_AIM_
Select the lines below containing the word "pack".

[BEGIN]

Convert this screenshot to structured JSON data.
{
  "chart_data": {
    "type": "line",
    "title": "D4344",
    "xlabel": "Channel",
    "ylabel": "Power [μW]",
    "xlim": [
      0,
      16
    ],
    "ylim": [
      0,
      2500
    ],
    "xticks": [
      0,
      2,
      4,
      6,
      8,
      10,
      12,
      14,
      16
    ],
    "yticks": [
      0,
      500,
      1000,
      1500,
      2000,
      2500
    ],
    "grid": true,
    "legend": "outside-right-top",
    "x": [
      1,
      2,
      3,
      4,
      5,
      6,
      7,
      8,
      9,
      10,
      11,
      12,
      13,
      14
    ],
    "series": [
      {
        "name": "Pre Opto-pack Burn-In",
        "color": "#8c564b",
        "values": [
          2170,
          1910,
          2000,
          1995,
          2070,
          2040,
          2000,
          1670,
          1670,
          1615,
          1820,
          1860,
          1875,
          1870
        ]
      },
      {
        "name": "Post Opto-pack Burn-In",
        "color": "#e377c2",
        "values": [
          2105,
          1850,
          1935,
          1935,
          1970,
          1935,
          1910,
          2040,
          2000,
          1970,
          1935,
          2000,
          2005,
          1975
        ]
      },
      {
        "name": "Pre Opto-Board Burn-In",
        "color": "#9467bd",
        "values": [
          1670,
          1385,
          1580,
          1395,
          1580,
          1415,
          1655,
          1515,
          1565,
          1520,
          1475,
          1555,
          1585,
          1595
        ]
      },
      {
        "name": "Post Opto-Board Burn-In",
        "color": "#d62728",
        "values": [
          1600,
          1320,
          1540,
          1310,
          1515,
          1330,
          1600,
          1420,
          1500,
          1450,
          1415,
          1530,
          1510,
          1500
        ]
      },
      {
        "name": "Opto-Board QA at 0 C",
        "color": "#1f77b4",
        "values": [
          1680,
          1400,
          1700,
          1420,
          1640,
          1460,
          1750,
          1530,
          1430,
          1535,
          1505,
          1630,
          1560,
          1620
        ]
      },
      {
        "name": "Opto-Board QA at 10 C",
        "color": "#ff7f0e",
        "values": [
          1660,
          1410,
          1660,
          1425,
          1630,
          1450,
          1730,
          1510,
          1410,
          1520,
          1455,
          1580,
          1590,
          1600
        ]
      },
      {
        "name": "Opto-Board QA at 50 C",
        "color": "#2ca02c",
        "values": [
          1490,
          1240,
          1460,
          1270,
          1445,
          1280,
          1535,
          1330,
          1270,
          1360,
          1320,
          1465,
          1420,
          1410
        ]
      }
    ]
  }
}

[END]

_EXERCISE RESPONSE_
        "name": "Pre Opto-pack Burn-In",
        "name": "Post Opto-pack Burn-In",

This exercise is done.